▶ Aim:
Reproduce the listing that follows with no differences at all.

[Dataset rows about figures]

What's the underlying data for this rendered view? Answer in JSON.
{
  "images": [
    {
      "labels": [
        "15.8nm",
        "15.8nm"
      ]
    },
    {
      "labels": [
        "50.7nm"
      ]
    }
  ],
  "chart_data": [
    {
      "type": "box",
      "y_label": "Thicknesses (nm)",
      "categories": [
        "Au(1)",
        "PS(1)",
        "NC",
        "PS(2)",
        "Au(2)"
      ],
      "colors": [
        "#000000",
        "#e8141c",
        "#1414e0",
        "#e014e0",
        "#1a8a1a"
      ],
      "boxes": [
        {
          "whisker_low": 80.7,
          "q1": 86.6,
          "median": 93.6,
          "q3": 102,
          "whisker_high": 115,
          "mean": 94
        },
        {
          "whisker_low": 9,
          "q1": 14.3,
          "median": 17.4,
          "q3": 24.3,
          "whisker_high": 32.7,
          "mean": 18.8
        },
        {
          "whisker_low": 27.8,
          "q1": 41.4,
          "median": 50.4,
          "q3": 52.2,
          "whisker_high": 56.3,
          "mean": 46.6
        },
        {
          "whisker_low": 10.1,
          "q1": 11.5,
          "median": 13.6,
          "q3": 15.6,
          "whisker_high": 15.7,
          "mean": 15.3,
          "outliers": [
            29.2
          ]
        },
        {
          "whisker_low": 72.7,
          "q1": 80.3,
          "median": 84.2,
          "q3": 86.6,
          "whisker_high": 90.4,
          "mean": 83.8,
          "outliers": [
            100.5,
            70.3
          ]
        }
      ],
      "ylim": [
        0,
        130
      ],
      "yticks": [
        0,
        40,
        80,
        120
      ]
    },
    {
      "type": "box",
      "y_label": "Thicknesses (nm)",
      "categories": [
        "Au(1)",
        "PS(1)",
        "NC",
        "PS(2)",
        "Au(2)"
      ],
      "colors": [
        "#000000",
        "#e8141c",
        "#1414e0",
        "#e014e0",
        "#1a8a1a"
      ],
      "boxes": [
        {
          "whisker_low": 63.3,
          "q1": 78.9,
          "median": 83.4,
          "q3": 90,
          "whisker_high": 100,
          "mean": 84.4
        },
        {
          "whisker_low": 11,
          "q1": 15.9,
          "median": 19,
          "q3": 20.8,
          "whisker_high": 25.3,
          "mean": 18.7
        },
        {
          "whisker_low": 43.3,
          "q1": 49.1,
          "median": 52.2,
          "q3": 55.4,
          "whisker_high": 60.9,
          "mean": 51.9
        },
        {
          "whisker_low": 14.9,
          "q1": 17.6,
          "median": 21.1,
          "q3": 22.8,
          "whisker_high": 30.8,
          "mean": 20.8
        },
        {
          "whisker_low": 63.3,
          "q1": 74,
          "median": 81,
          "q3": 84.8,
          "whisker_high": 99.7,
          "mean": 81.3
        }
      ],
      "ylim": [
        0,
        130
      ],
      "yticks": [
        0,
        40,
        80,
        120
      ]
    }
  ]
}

▶ Result of the task:
What's the underlying data for this rendered view? Answer in JSON.
{
  "images": [
    {
      "labels": [
        "15.8nm",
        "15.8nm"
      ]
    },
    {
      "labels": [
        "50.7nm"
      ]
    }
  ],
  "chart_data": [
    {
      "type": "box",
      "y_label": "Thicknesses (nm)",
      "categories": [
        "Au(1)",
        "PS(1)",
        "NC",
        "PS(2)",
        "Au(2)"
      ],
      "colors": [
        "#000000",
        "#e8141c",
        "#1414e0",
        "#e014e0",
        "#1a8a1a"
      ],
      "boxes": [
        {
          "whisker_low": 80.7,
          "q1": 86.6,
          "median": 93.6,
          "q3": 102,
          "whisker_high": 115,
          "mean": 94
        },
        {
          "whisker_low": 9,
          "q1": 14.3,
          "median": 17.4,
          "q3": 24.3,
          "whisker_high": 32.7,
          "mean": 18.8
        },
        {
          "whisker_low": 27.8,
          "q1": 41.4,
          "median": 50.4,
          "q3": 52.2,
          "whisker_high": 56.3,
          "mean": 46.6
        },
        {
          "whisker_low": 10.1,
          "q1": 11.5,
          "median": 13.6,
          "q3": 15.6,
          "whisker_high": 15.7,
          "mean": 15.3,
          "outliers": [
            29.2
          ]
        },
        {
          "whisker_low": 72.7,
          "q1": 80.3,
          "median": 84.2,
          "q3": 86.6,
          "whisker_high": 90.4,
          "mean": 83.8,
          "outliers": [
            100.5,
            70.3
          ]
        }
      ],
      "ylim": [
        0,
        130
      ],
      "yticks": [
        0,
        40,
        80,
        120
      ]
    },
    {
      "type": "box",
      "y_label": "Thicknesses (nm)",
      "categories": [
        "Au(1)",
        "PS(1)",
        "NC",
        "PS(2)",
        "Au(2)"
      ],
      "colors": [
        "#000000",
        "#e8141c",
        "#1414e0",
        "#e014e0",
        "#1a8a1a"
      ],
      "boxes": [
        {
          "whisker_low": 63.3,
          "q1": 78.9,
          "median": 83.4,
          "q3": 90,
          "whisker_high": 100,
          "mean": 84.4
        },
        {
          "whisker_low": 11,
          "q1": 15.9,
          "median": 19,
          "q3": 20.8,
          "whisker_high": 25.3,
          "mean": 18.7
        },
        {
          "whisker_low": 43.3,
          "q1": 49.1,
          "median": 52.2,
          "q3": 55.4,
          "whisker_high": 60.9,
          "mean": 51.9
        },
        {
          "whisker_low": 14.9,
          "q1": 17.6,
          "median": 21.1,
          "q3": 22.8,
          "whisker_high": 30.8,
          "mean": 20.8
        },
        {
          "whisker_low": 63.3,
          "q1": 74,
          "median": 81,
          "q3": 84.8,
          "whisker_high": 99.7,
          "mean": 81.3
        }
      ],
      "ylim": [
        0,
        130
      ],
      "yticks": [
        0,
        40,
        80,
        120
      ]
    }
  ]
}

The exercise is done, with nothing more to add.